(begin)

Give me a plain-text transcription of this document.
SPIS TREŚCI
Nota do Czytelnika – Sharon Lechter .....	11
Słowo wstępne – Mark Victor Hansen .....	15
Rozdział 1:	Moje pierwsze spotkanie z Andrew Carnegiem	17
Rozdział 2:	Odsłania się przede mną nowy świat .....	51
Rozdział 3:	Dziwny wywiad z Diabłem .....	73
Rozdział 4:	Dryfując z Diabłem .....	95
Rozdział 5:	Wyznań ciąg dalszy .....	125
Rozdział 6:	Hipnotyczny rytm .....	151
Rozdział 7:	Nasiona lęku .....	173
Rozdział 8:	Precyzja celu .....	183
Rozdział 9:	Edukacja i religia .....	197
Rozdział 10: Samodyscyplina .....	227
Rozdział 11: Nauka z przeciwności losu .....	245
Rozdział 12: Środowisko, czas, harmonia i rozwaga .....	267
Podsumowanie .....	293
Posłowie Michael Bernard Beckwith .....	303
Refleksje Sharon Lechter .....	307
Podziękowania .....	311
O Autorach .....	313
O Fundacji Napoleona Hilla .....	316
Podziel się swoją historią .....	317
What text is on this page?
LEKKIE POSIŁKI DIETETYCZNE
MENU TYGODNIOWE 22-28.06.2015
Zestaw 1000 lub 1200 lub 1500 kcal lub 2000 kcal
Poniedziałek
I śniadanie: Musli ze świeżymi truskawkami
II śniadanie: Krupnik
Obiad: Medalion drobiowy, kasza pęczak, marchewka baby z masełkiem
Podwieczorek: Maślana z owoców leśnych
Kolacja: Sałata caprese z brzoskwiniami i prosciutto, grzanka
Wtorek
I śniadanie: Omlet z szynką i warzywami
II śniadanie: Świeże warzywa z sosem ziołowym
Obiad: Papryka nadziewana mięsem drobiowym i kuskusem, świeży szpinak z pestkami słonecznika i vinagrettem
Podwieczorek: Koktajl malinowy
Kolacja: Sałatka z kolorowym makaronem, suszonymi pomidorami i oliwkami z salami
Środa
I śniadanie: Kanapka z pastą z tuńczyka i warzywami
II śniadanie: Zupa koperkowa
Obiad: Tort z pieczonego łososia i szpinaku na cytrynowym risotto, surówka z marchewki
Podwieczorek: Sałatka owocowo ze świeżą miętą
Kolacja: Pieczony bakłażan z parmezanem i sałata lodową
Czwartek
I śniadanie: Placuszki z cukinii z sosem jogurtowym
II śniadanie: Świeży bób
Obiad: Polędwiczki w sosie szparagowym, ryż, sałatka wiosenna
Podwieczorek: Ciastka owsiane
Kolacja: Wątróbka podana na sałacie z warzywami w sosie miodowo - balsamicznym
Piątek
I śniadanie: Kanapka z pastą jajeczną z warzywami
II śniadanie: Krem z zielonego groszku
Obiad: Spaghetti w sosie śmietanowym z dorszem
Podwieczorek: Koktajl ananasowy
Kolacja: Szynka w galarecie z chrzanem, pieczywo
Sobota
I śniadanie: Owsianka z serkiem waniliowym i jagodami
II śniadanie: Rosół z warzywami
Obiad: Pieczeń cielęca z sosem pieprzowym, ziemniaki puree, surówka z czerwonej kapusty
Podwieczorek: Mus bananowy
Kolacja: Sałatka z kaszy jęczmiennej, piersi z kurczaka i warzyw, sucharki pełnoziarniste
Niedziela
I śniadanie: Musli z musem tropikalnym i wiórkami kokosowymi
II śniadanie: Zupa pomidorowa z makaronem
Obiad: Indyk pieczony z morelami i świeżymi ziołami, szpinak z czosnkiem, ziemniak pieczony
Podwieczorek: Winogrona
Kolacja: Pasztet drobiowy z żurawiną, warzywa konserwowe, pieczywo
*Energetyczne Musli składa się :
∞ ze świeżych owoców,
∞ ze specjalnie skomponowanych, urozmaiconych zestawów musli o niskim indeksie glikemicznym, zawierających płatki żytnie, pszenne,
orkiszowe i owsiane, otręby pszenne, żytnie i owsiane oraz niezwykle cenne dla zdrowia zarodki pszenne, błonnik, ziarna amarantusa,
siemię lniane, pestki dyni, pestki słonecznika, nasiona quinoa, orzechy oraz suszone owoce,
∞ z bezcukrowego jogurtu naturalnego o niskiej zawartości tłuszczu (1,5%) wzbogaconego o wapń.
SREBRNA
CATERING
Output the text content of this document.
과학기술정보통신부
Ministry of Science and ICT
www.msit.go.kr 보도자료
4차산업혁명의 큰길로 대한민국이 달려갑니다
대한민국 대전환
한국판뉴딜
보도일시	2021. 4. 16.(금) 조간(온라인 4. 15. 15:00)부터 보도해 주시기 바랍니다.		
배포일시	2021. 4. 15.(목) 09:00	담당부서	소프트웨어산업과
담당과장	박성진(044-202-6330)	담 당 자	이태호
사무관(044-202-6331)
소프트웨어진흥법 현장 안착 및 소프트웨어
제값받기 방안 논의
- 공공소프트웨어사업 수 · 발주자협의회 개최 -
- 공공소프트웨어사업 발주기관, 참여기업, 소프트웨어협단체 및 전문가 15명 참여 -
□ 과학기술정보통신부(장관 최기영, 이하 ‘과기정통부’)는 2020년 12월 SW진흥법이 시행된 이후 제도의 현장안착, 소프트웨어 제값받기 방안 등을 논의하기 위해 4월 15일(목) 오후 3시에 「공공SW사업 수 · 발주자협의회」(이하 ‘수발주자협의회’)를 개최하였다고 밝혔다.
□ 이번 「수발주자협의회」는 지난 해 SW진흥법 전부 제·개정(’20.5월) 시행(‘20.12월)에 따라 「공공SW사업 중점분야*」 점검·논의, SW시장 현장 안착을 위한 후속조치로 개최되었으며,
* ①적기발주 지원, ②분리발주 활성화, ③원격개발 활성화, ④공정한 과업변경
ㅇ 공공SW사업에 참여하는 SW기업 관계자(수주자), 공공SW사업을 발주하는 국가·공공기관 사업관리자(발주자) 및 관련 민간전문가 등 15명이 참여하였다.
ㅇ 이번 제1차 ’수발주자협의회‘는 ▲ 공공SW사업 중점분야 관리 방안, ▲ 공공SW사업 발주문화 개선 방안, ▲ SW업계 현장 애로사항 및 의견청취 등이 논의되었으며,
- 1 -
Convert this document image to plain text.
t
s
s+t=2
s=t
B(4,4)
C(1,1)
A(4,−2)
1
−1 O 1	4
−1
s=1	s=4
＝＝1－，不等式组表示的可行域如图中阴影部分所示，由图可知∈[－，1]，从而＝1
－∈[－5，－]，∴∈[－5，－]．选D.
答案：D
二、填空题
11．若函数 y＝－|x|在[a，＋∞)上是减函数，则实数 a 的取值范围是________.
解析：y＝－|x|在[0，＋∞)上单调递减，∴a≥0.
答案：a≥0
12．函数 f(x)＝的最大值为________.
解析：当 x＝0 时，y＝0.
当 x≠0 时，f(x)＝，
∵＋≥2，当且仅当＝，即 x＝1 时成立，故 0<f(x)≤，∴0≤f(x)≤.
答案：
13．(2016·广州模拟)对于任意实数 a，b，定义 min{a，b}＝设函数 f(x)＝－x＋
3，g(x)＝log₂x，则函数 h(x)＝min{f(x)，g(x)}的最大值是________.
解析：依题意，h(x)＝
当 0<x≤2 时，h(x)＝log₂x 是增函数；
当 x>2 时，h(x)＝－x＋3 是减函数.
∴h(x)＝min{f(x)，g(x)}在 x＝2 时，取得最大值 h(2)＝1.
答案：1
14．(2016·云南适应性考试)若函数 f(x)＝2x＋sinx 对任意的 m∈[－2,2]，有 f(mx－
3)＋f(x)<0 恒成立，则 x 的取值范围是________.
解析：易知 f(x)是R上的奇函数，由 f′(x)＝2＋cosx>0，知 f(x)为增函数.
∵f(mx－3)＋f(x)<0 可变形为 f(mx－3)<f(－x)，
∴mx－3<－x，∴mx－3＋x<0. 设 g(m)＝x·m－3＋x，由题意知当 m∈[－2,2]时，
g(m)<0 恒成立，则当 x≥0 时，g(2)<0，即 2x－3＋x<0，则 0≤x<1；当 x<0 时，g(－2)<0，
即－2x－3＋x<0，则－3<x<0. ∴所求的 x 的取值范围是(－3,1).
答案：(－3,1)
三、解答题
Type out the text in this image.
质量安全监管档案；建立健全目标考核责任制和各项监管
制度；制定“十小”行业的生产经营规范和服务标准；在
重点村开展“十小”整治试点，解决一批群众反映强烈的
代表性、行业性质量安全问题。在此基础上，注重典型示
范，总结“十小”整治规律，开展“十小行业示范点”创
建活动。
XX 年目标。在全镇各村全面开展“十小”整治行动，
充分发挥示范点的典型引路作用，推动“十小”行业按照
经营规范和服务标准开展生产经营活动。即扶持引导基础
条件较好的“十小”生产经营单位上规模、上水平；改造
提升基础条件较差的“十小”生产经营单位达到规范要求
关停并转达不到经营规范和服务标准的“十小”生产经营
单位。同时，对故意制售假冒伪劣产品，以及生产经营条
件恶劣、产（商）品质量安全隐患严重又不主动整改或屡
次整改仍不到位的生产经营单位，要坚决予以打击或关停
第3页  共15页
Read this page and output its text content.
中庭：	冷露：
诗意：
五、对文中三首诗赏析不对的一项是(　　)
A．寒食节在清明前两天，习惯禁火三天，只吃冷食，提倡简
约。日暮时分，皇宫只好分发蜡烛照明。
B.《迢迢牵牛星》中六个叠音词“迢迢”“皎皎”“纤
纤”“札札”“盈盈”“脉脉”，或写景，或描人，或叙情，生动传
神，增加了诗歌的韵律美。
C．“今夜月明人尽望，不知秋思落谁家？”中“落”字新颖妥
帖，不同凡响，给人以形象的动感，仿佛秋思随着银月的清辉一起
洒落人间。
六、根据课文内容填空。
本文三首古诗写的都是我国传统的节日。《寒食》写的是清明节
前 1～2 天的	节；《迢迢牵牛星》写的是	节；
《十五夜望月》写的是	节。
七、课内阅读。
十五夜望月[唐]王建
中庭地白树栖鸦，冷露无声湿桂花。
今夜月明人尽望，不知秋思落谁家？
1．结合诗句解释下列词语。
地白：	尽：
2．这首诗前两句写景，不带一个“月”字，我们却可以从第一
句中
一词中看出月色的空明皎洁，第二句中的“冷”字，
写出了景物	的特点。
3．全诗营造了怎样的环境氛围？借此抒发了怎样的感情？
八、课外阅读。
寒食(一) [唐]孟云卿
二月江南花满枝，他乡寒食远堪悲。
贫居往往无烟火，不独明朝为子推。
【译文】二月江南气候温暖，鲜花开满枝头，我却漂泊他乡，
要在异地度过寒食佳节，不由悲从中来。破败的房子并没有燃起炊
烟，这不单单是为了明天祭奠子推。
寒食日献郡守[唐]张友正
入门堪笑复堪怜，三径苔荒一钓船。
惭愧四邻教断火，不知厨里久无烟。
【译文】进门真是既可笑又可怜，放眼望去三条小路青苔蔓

(end)

**WHAT IS ASKED**
Work out the count of lines containing the word "log₂x", then write only that count.

**EXERCISE OUTPUT**
2